- STATED EXERCISE: Copy the lines of the records exactly as they appear, beginning with the line containing "candle-body bbox=[549, 232, 558, 255]" and continuing through the line containing "candle-body bbox=[624, 188, 633, 201]", with both of those lines included.

:: EXERCISE MATERIAL ::

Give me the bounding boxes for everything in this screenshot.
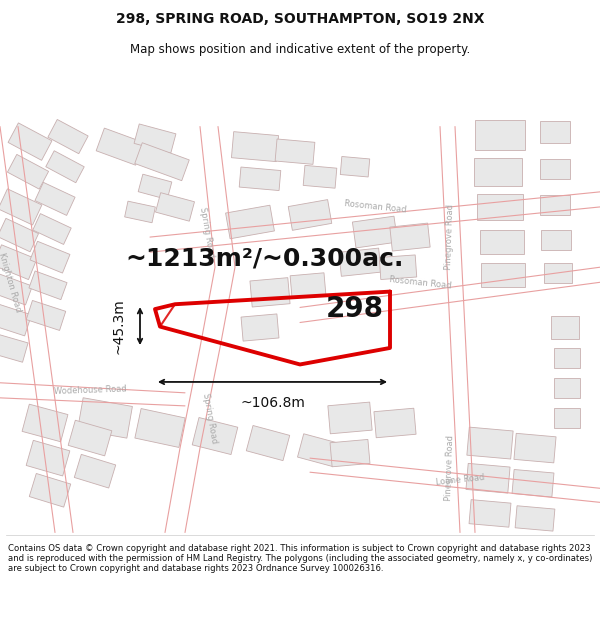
Bar (68, 420, 112, 456)
Bar (239, 167, 281, 191)
Text: 298, SPRING ROAD, SOUTHAMPTON, SO19 2NX: 298, SPRING ROAD, SOUTHAMPTON, SO19 2NX (116, 11, 484, 26)
Bar (241, 314, 279, 341)
Text: Map shows position and indicative extent of the property.: Map shows position and indicative extent… (130, 43, 470, 56)
Text: Loane Road: Loane Road (435, 473, 485, 488)
Bar (551, 316, 579, 339)
Bar (0, 245, 37, 279)
Bar (77, 398, 133, 438)
Bar (540, 121, 570, 142)
Bar (0, 189, 42, 225)
Bar (540, 159, 570, 179)
Bar (339, 248, 381, 276)
Bar (480, 230, 524, 254)
Text: Pinegrove Road: Pinegrove Road (445, 204, 455, 270)
Bar (477, 194, 523, 220)
Bar (33, 214, 71, 244)
Bar (46, 151, 84, 182)
Bar (474, 158, 522, 186)
Bar (515, 506, 555, 531)
Bar (554, 408, 580, 428)
Bar (30, 241, 70, 273)
Bar (298, 434, 338, 466)
Bar (374, 408, 416, 437)
Bar (512, 469, 554, 497)
Text: ~106.8m: ~106.8m (240, 396, 305, 410)
Bar (0, 333, 28, 362)
Bar (275, 139, 315, 164)
Bar (544, 263, 572, 283)
Bar (250, 278, 290, 307)
Bar (8, 123, 52, 161)
Bar (22, 404, 68, 442)
Bar (352, 216, 398, 248)
Text: ~45.3m: ~45.3m (112, 298, 126, 354)
Bar (328, 402, 372, 434)
Text: ~1213m²/~0.300ac.: ~1213m²/~0.300ac. (125, 247, 403, 271)
Bar (303, 166, 337, 188)
Text: Wodehouse Road: Wodehouse Road (53, 384, 127, 396)
Bar (0, 303, 31, 336)
Text: Knighton Road: Knighton Road (0, 251, 23, 313)
Bar (134, 124, 176, 153)
Bar (135, 142, 189, 181)
Text: Rosoman Road: Rosoman Road (343, 199, 407, 214)
Bar (0, 274, 32, 305)
Bar (379, 255, 417, 279)
Bar (155, 192, 194, 221)
Text: Pinegrove Road: Pinegrove Road (445, 435, 455, 501)
Bar (48, 119, 88, 154)
Bar (0, 218, 38, 252)
Bar (540, 195, 570, 215)
Bar (290, 272, 326, 298)
Bar (26, 441, 70, 476)
Bar (390, 223, 430, 251)
Text: Spring Road: Spring Road (198, 206, 216, 258)
Text: Rosoman Road: Rosoman Road (388, 274, 452, 290)
Text: 298: 298 (326, 295, 384, 323)
Bar (74, 454, 116, 488)
Bar (514, 433, 556, 463)
Bar (29, 474, 71, 507)
Bar (226, 205, 274, 239)
Bar (138, 174, 172, 199)
Bar (554, 378, 580, 398)
Bar (35, 182, 75, 216)
Bar (475, 119, 525, 149)
Bar (29, 271, 67, 299)
Bar (192, 418, 238, 454)
Bar (7, 154, 49, 189)
Bar (246, 426, 290, 461)
Bar (467, 427, 513, 459)
Bar (469, 499, 511, 527)
Bar (554, 348, 580, 368)
Bar (96, 128, 144, 165)
Text: Contains OS data © Crown copyright and database right 2021. This information is : Contains OS data © Crown copyright and d… (8, 544, 592, 573)
Bar (541, 230, 571, 250)
Bar (125, 201, 155, 222)
Bar (330, 439, 370, 467)
Bar (232, 132, 278, 162)
Bar (466, 463, 510, 493)
Bar (26, 301, 66, 331)
Bar (340, 156, 370, 177)
Bar (135, 409, 185, 447)
Bar (481, 263, 525, 288)
Text: Spring Road: Spring Road (201, 392, 219, 444)
Bar (288, 199, 332, 231)
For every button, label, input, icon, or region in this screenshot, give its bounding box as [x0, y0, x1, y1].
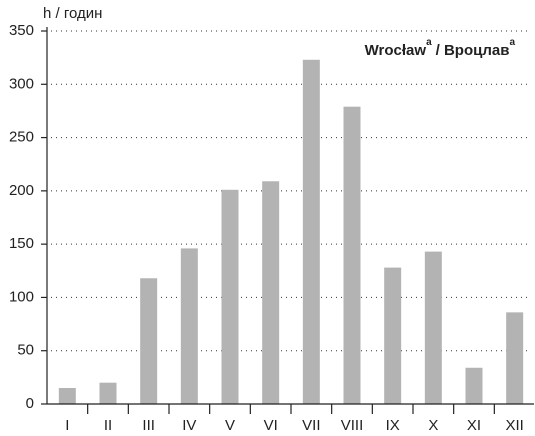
annotation-sup: a: [426, 37, 432, 48]
bar: [302, 59, 320, 404]
y-tick-label: 300: [9, 75, 34, 92]
annotation-sup: a: [509, 37, 515, 48]
bar: [221, 189, 239, 404]
y-tick-label: 100: [9, 288, 34, 305]
bar: [140, 278, 158, 404]
bar: [262, 181, 280, 404]
annotation-city-cyrillic: / Вроцлав: [436, 42, 510, 59]
bar: [180, 248, 198, 404]
x-tick-label: XI: [467, 417, 481, 434]
x-tick-label: V: [225, 417, 235, 434]
bar: [99, 382, 117, 404]
y-tick-label: 50: [17, 342, 34, 359]
x-tick-label: IV: [182, 417, 196, 434]
bar: [384, 267, 402, 404]
bar: [424, 251, 442, 404]
annotation-city: Wrocław: [365, 42, 427, 59]
y-tick-label: 150: [9, 235, 34, 252]
x-tick-label: IX: [386, 417, 400, 434]
y-axis-label: h / годин: [43, 5, 102, 22]
x-tick-label: VIII: [341, 417, 364, 434]
bar: [465, 367, 483, 404]
y-tick-label: 350: [9, 22, 34, 39]
y-tick-label: 250: [9, 129, 34, 146]
x-tick-label: III: [142, 417, 155, 434]
bar: [506, 312, 524, 404]
y-tick-label: 200: [9, 182, 34, 199]
y-tick-label: 0: [26, 395, 34, 412]
annotation: Wrocława / Вроцлавa: [365, 37, 516, 59]
x-tick-label: VII: [302, 417, 320, 434]
bar: [343, 106, 361, 404]
x-tick-label: XII: [505, 417, 523, 434]
x-tick-label: VI: [264, 417, 278, 434]
x-tick-label: II: [104, 417, 112, 434]
x-tick-label: I: [65, 417, 69, 434]
x-tick-label: X: [428, 417, 438, 434]
bar: [58, 388, 76, 404]
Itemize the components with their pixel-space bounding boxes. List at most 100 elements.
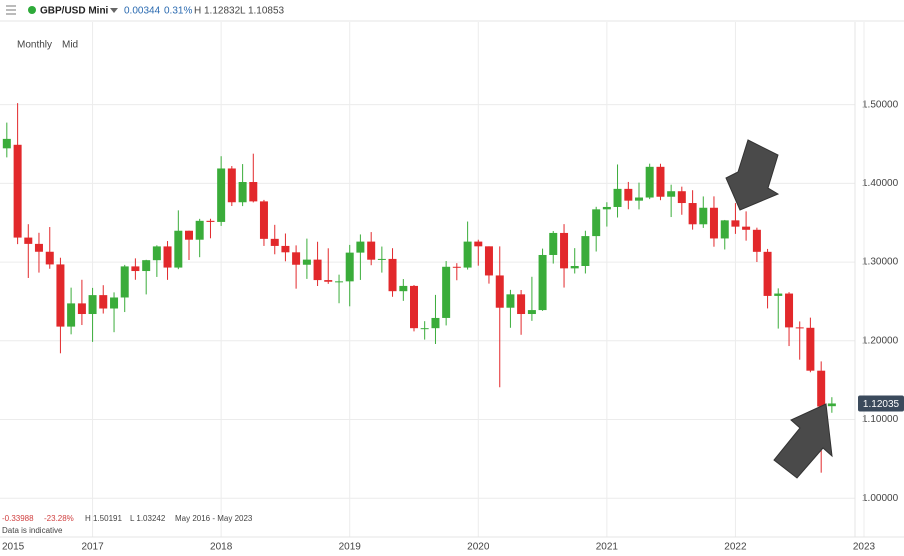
candle-body bbox=[549, 232, 558, 255]
candle-body bbox=[720, 220, 729, 239]
x-tick-label: 2019 bbox=[339, 542, 362, 553]
candle-body bbox=[410, 285, 418, 329]
price-type[interactable]: Mid bbox=[62, 40, 78, 51]
candle-body bbox=[624, 188, 633, 201]
candle-body bbox=[259, 201, 268, 239]
menu-icon[interactable] bbox=[6, 5, 16, 15]
candle-body bbox=[742, 226, 751, 230]
candle-body bbox=[270, 238, 279, 246]
footer-range: May 2016 - May 2023 bbox=[175, 514, 253, 523]
candle-body bbox=[592, 209, 601, 237]
candle-body bbox=[110, 297, 119, 309]
candle-body bbox=[302, 259, 311, 265]
candle-body bbox=[45, 251, 54, 265]
period[interactable]: Monthly bbox=[17, 40, 52, 51]
candle-body bbox=[281, 245, 290, 253]
candle-body bbox=[13, 144, 22, 238]
candle-body bbox=[442, 266, 451, 318]
candle-body bbox=[527, 310, 536, 315]
candle-body bbox=[452, 266, 461, 268]
candle-body bbox=[292, 252, 301, 265]
y-tick-label: 1.30000 bbox=[862, 257, 899, 268]
candle-body bbox=[806, 327, 815, 371]
candle-body bbox=[185, 230, 193, 240]
candle-body bbox=[613, 188, 622, 207]
candle-body bbox=[324, 280, 333, 282]
header-low: L 1.10853 bbox=[240, 6, 285, 17]
x-tick-label: 2017 bbox=[81, 542, 104, 553]
candle-body bbox=[163, 246, 172, 268]
x-start-label: 2015 bbox=[2, 542, 25, 553]
candle-body bbox=[313, 259, 322, 281]
candle-body bbox=[827, 403, 836, 407]
footer-change-pct: -23.28% bbox=[44, 514, 74, 523]
y-tick-label: 1.20000 bbox=[862, 335, 899, 346]
candle-body bbox=[174, 230, 183, 268]
candle-body bbox=[420, 328, 429, 330]
candle-body bbox=[570, 266, 579, 269]
x-tick-label: 2021 bbox=[596, 542, 619, 553]
candle-body bbox=[602, 206, 611, 210]
candle-body bbox=[206, 220, 215, 222]
candle-body bbox=[495, 275, 504, 308]
candle-body bbox=[431, 317, 440, 329]
candle-body bbox=[2, 138, 11, 149]
y-tick-label: 1.40000 bbox=[862, 178, 899, 189]
candle-body bbox=[635, 197, 643, 201]
candle-body bbox=[517, 294, 526, 315]
footer-low: L 1.03242 bbox=[130, 514, 166, 523]
candle-body bbox=[474, 241, 483, 247]
candle-body bbox=[785, 293, 794, 328]
header-change-pct: 0.31% bbox=[164, 6, 192, 17]
candle-body bbox=[356, 241, 365, 253]
candle-body bbox=[377, 258, 386, 260]
plot: 1.00000 1.10000 1.20000 1.30000 1.40000 1.500… bbox=[0, 22, 904, 553]
symbol[interactable]: GBP/USD Mini bbox=[40, 6, 109, 17]
candle-body bbox=[752, 229, 761, 252]
status-dot bbox=[28, 6, 36, 14]
x-tick-label: 2018 bbox=[210, 542, 233, 553]
candle-body bbox=[238, 182, 247, 203]
dropdown-arrow[interactable] bbox=[110, 8, 118, 13]
candle-body bbox=[667, 191, 676, 197]
candle-body bbox=[656, 166, 665, 197]
candle-body bbox=[34, 243, 43, 252]
candle-body bbox=[763, 251, 772, 296]
x-tick-label: 2022 bbox=[724, 542, 747, 553]
candle-body bbox=[227, 168, 236, 203]
candle-body bbox=[142, 260, 151, 272]
candle-body bbox=[688, 203, 697, 225]
candle-body bbox=[484, 246, 493, 276]
candle-body bbox=[67, 303, 76, 327]
price-tag bbox=[858, 395, 904, 412]
y-tick-label: 1.50000 bbox=[862, 99, 899, 110]
candle-body bbox=[538, 254, 547, 311]
candle-body bbox=[217, 168, 226, 222]
header-change: 0.00344 bbox=[124, 6, 161, 17]
candle-body bbox=[709, 207, 718, 239]
price-tag-label: 1.12035 bbox=[863, 399, 900, 410]
candle-body bbox=[817, 370, 826, 407]
candle-body bbox=[345, 252, 354, 282]
candle-body bbox=[367, 241, 376, 260]
candle-body bbox=[88, 295, 97, 315]
candle-body bbox=[731, 220, 740, 227]
candle-body bbox=[131, 266, 140, 272]
candle-body bbox=[677, 191, 686, 204]
candle-body bbox=[774, 293, 783, 296]
candle-body bbox=[699, 207, 708, 225]
x-tick-label: 2023 bbox=[853, 542, 876, 553]
header-high: H 1.12832 bbox=[194, 6, 241, 17]
x-tick-label: 2020 bbox=[467, 542, 490, 553]
candle-body bbox=[249, 182, 258, 202]
candle-body bbox=[120, 266, 129, 298]
candle-body bbox=[195, 220, 204, 240]
candle-body bbox=[506, 294, 515, 308]
candle-body bbox=[77, 303, 86, 315]
footer-note: Data is indicative bbox=[2, 526, 63, 535]
candle-body bbox=[560, 232, 569, 269]
arrow-annotation bbox=[773, 403, 833, 479]
candle-body bbox=[795, 327, 804, 329]
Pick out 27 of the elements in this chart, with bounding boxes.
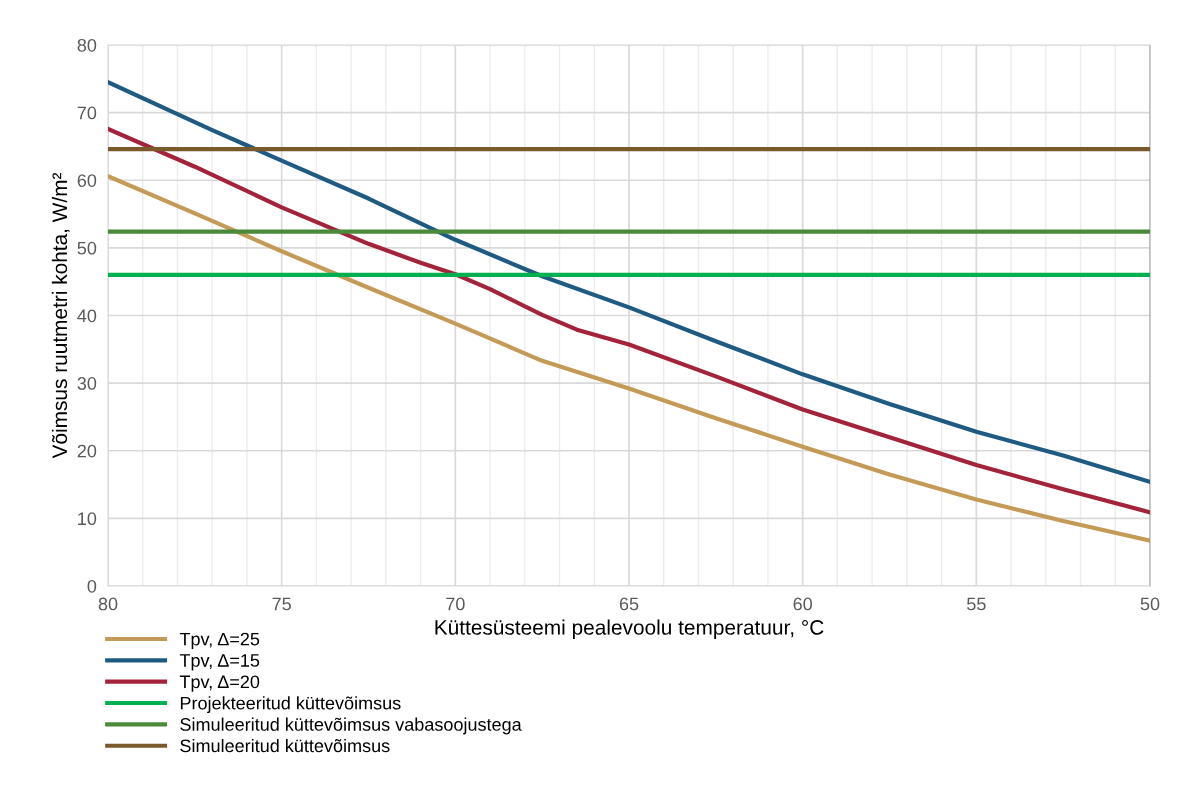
legend-label: Tpv, Δ=20 — [179, 675, 260, 692]
legend-label: Projekteeritud küttevõimsus — [180, 696, 401, 714]
x-tick-label: 70 — [446, 597, 465, 611]
y-tick-label: 40 — [77, 309, 97, 323]
y-tick-label: 30 — [77, 377, 97, 390]
x-axis-title: Küttesüsteemi pealevoolu temperatuur, °C — [435, 619, 824, 639]
line-series — [108, 80, 1150, 484]
x-tick-label: 55 — [967, 597, 986, 611]
line-series — [108, 126, 1150, 515]
legend-label: Simuleeritud küttevõimsus — [180, 738, 390, 753]
x-tick-label: 60 — [793, 597, 812, 611]
legend-label: Simuleeritud küttevõimsus vabasoojustega — [180, 717, 522, 735]
line-series — [108, 174, 1150, 543]
y-tick-label: 10 — [78, 512, 97, 526]
y-tick-label: 50 — [77, 241, 97, 255]
x-tick-label: 50 — [1140, 597, 1160, 611]
y-tick-label: 80 — [77, 38, 97, 52]
y-tick-label: 70 — [77, 106, 97, 120]
legend-label: Tpv, Δ=25 — [179, 632, 260, 650]
x-tick-label: 75 — [272, 597, 291, 611]
legend-label: Tpv, Δ=15 — [179, 654, 260, 671]
y-axis-title: Võimsus ruutmetri kohta, W/m² — [51, 172, 70, 459]
y-tick-label: 60 — [77, 174, 97, 187]
x-tick-label: 80 — [98, 597, 118, 611]
x-tick-label: 65 — [619, 597, 639, 611]
y-tick-label: 0 — [87, 579, 97, 593]
y-tick-label: 20 — [77, 444, 97, 458]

:::

- WORKED SOLUTION:
candle-body bbox=[549, 232, 558, 255]
candle-body bbox=[720, 220, 729, 239]
x-tick-label: 2019 bbox=[339, 542, 362, 553]
candle-body bbox=[410, 285, 418, 329]
price-type[interactable]: Mid bbox=[62, 40, 78, 51]
candle-body bbox=[624, 188, 633, 201]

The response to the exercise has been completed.